▶ [SUPPLIED MATERIAL]:
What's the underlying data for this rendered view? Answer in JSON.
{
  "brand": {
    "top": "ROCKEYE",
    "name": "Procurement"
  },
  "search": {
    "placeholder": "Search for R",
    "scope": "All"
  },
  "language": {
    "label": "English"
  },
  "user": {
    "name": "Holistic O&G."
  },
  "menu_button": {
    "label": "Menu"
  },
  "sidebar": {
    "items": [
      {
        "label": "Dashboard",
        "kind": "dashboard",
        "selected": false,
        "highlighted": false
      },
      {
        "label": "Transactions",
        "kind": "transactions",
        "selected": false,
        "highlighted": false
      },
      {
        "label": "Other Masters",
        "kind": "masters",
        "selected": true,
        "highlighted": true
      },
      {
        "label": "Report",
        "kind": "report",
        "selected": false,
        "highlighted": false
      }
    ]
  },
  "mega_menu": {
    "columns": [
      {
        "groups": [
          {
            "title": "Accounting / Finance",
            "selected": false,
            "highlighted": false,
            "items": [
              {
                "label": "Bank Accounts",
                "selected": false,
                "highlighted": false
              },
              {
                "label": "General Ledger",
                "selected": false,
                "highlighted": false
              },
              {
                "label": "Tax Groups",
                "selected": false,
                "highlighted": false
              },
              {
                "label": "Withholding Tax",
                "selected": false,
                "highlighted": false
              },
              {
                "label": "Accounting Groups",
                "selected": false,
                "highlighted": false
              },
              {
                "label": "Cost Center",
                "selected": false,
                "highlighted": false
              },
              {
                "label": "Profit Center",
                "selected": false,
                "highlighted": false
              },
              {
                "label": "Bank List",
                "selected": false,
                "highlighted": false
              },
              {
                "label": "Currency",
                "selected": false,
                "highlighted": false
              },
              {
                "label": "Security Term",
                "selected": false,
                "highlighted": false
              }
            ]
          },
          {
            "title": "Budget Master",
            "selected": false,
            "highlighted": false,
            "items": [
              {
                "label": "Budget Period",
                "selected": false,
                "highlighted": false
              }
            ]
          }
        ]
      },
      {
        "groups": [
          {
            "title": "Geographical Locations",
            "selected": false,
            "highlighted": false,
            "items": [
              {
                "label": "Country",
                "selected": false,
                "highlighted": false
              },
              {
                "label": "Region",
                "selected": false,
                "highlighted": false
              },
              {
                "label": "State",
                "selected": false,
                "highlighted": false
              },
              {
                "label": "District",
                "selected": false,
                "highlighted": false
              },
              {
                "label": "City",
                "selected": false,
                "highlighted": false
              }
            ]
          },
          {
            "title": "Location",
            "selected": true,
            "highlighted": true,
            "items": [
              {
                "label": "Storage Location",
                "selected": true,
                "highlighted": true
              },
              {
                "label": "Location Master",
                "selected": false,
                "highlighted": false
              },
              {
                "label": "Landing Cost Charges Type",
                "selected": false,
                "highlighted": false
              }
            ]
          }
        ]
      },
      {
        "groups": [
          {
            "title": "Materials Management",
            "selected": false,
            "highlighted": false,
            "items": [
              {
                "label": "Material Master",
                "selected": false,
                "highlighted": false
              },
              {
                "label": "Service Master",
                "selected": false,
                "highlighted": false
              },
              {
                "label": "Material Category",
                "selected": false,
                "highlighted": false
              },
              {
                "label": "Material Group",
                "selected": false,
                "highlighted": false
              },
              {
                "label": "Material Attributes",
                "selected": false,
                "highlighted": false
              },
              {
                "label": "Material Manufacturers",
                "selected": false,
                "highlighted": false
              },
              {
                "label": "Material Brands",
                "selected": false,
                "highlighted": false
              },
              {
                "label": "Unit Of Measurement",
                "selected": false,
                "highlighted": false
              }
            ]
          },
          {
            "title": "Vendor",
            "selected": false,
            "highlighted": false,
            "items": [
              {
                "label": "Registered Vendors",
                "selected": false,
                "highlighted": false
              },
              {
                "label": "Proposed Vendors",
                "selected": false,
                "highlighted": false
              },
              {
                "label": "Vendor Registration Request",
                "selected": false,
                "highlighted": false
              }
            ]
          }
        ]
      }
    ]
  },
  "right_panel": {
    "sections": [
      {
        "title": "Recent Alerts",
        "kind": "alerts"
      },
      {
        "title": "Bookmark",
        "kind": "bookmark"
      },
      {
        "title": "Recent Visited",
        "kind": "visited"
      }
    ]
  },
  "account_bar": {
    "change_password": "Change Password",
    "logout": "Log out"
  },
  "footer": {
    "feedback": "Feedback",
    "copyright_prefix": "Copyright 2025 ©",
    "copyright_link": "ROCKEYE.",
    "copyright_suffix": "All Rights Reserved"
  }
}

▶ [EXERCISE GOAL]: Copy out each line above, character for character.

▶ [FULL SOLUTION]:
What's the underlying data for this rendered view? Answer in JSON.
{
  "brand": {
    "top": "ROCKEYE",
    "name": "Procurement"
  },
  "search": {
    "placeholder": "Search for R",
    "scope": "All"
  },
  "language": {
    "label": "English"
  },
  "user": {
    "name": "Holistic O&G."
  },
  "menu_button": {
    "label": "Menu"
  },
  "sidebar": {
    "items": [
      {
        "label": "Dashboard",
        "kind": "dashboard",
        "selected": false,
        "highlighted": false
      },
      {
        "label": "Transactions",
        "kind": "transactions",
        "selected": false,
        "highlighted": false
      },
      {
        "label": "Other Masters",
        "kind": "masters",
        "selected": true,
        "highlighted": true
      },
      {
        "label": "Report",
        "kind": "report",
        "selected": false,
        "highlighted": false
      }
    ]
  },
  "mega_menu": {
    "columns": [
      {
        "groups": [
          {
            "title": "Accounting / Finance",
            "selected": false,
            "highlighted": false,
            "items": [
              {
                "label": "Bank Accounts",
                "selected": false,
                "highlighted": false
              },
              {
                "label": "General Ledger",
                "selected": false,
                "highlighted": false
              },
              {
                "label": "Tax Groups",
                "selected": false,
                "highlighted": false
              },
              {
                "label": "Withholding Tax",
                "selected": false,
                "highlighted": false
              },
              {
                "label": "Accounting Groups",
                "selected": false,
                "highlighted": false
              },
              {
                "label": "Cost Center",
                "selected": false,
                "highlighted": false
              },
              {
                "label": "Profit Center",
                "selected": false,
                "highlighted": false
              },
              {
                "label": "Bank List",
                "selected": false,
                "highlighted": false
              },
              {
                "label": "Currency",
                "selected": false,
                "highlighted": false
              },
              {
                "label": "Security Term",
                "selected": false,
                "highlighted": false
              }
            ]
          },
          {
            "title": "Budget Master",
            "selected": false,
            "highlighted": false,
            "items": [
              {
                "label": "Budget Period",
                "selected": false,
                "highlighted": false
              }
            ]
          }
        ]
      },
      {
        "groups": [
          {
            "title": "Geographical Locations",
            "selected": false,
            "highlighted": false,
            "items": [
              {
                "label": "Country",
                "selected": false,
                "highlighted": false
              },
              {
                "label": "Region",
                "selected": false,
                "highlighted": false
              },
              {
                "label": "State",
                "selected": false,
                "highlighted": false
              },
              {
                "label": "District",
                "selected": false,
                "highlighted": false
              },
              {
                "label": "City",
                "selected": false,
                "highlighted": false
              }
            ]
          },
          {
            "title": "Location",
            "selected": true,
            "highlighted": true,
            "items": [
              {
                "label": "Storage Location",
                "selected": true,
                "highlighted": true
              },
              {
                "label": "Location Master",
                "selected": false,
                "highlighted": false
              },
              {
                "label": "Landing Cost Charges Type",
                "selected": false,
                "highlighted": false
              }
            ]
          }
        ]
      },
      {
        "groups": [
          {
            "title": "Materials Management",
            "selected": false,
            "highlighted": false,
            "items": [
              {
                "label": "Material Master",
                "selected": false,
                "highlighted": false
              },
              {
                "label": "Service Master",
                "selected": false,
                "highlighted": false
              },
              {
                "label": "Material Category",
                "selected": false,
                "highlighted": false
              },
              {
                "label": "Material Group",
                "selected": false,
                "highlighted": false
              },
              {
                "label": "Material Attributes",
                "selected": false,
                "highlighted": false
              },
              {
                "label": "Material Manufacturers",
                "selected": false,
                "highlighted": false
              },
              {
                "label": "Material Brands",
                "selected": false,
                "highlighted": false
              },
              {
                "label": "Unit Of Measurement",
                "selected": false,
                "highlighted": false
              }
            ]
          },
          {
            "title": "Vendor",
            "selected": false,
            "highlighted": false,
            "items": [
              {
                "label": "Registered Vendors",
                "selected": false,
                "highlighted": false
              },
              {
                "label": "Proposed Vendors",
                "selected": false,
                "highlighted": false
              },
              {
                "label": "Vendor Registration Request",
                "selected": false,
                "highlighted": false
              }
            ]
          }
        ]
      }
    ]
  },
  "right_panel": {
    "sections": [
      {
        "title": "Recent Alerts",
        "kind": "alerts"
      },
      {
        "title": "Bookmark",
        "kind": "bookmark"
      },
      {
        "title": "Recent Visited",
        "kind": "visited"
      }
    ]
  },
  "account_bar": {
    "change_password": "Change Password",
    "logout": "Log out"
  },
  "footer": {
    "feedback": "Feedback",
    "copyright_prefix": "Copyright 2025 ©",
    "copyright_link": "ROCKEYE.",
    "copyright_suffix": "All Rights Reserved"
  }
}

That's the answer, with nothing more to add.